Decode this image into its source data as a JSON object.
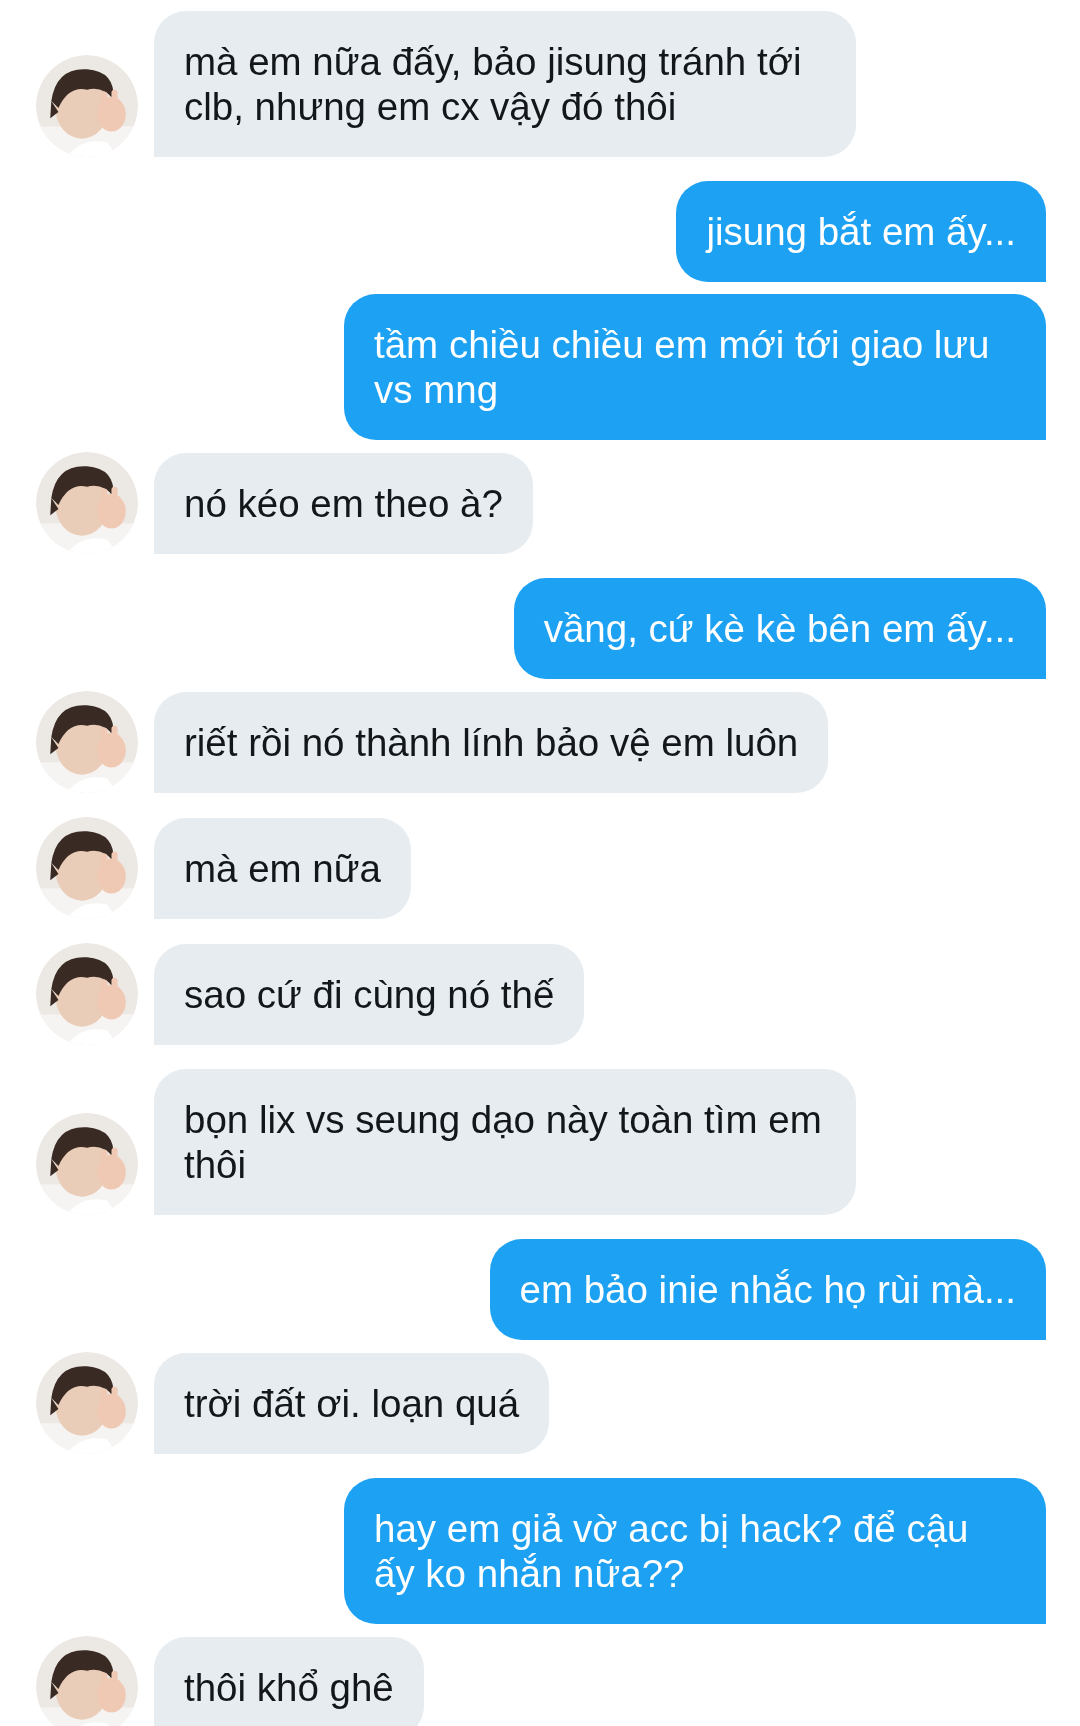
{
  "messages": [
    {
      "kind": "in",
      "text": "mà em nữa đấy, bảo jisung tránh tới clb, nhưng em cx vậy đó thôi"
    },
    {
      "kind": "out",
      "text": "jisung bắt em ấy..."
    },
    {
      "kind": "out",
      "text": "tầm chiều chiều em mới tới giao lưu vs mng"
    },
    {
      "kind": "in",
      "text": "nó kéo em theo à?"
    },
    {
      "kind": "out",
      "text": "vầng, cứ kè kè bên em ấy..."
    },
    {
      "kind": "in",
      "text": "riết rồi nó thành lính bảo vệ em luôn"
    },
    {
      "kind": "in",
      "text": "mà em nữa"
    },
    {
      "kind": "in",
      "text": "sao cứ đi cùng nó thế"
    },
    {
      "kind": "in",
      "text": "bọn lix vs seung dạo này toàn tìm em thôi"
    },
    {
      "kind": "out",
      "text": "em bảo inie nhắc họ rùi mà..."
    },
    {
      "kind": "in",
      "text": "trời đất ơi. loạn quá"
    },
    {
      "kind": "out",
      "text": "hay em giả vờ acc bị hack? để cậu ấy ko nhắn nữa??"
    },
    {
      "kind": "in",
      "text": "thôi khổ ghê"
    }
  ]
}
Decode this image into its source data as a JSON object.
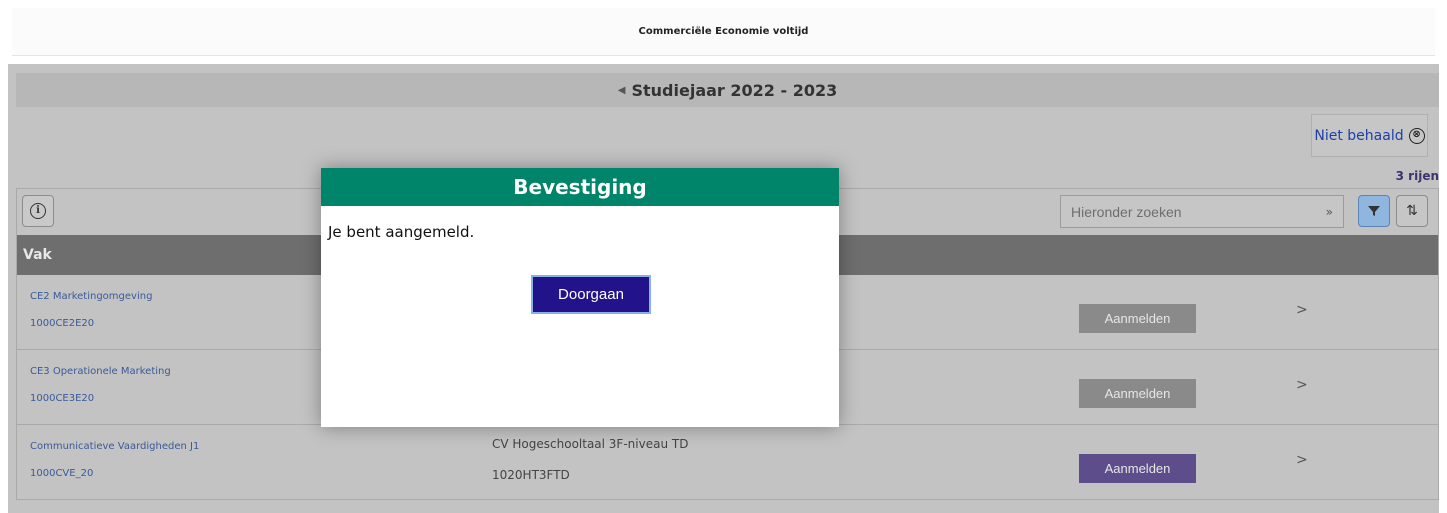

--- --- ---

* [Given exercise] Leave out every picture and copy the rest of the records exactly.

* [Response to this task]
Decode this image into its source data as a JSON object.
{
  "messages": [
    {
      "kind": "in",
      "text": "mà em nữa đấy, bảo jisung tránh tới clb, nhưng em cx vậy đó thôi"
    },
    {
      "kind": "out",
      "text": "jisung bắt em ấy..."
    },
    {
      "kind": "out",
      "text": "tầm chiều chiều em mới tới giao lưu vs mng"
    },
    {
      "kind": "in",
      "text": "nó kéo em theo à?"
    },
    {
      "kind": "out",
      "text": "vầng, cứ kè kè bên em ấy..."
    },
    {
      "kind": "in",
      "text": "riết rồi nó thành lính bảo vệ em luôn"
    },
    {
      "kind": "in",
      "text": "mà em nữa"
    },
    {
      "kind": "in",
      "text": "sao cứ đi cùng nó thế"
    },
    {
      "kind": "in",
      "text": "bọn lix vs seung dạo này toàn tìm em thôi"
    },
    {
      "kind": "out",
      "text": "em bảo inie nhắc họ rùi mà..."
    },
    {
      "kind": "in",
      "text": "trời đất ơi. loạn quá"
    },
    {
      "kind": "out",
      "text": "hay em giả vờ acc bị hack? để cậu ấy ko nhắn nữa??"
    },
    {
      "kind": "in",
      "text": "thôi khổ ghê"
    }
  ]
}
Decode this image into its source data as a JSON object.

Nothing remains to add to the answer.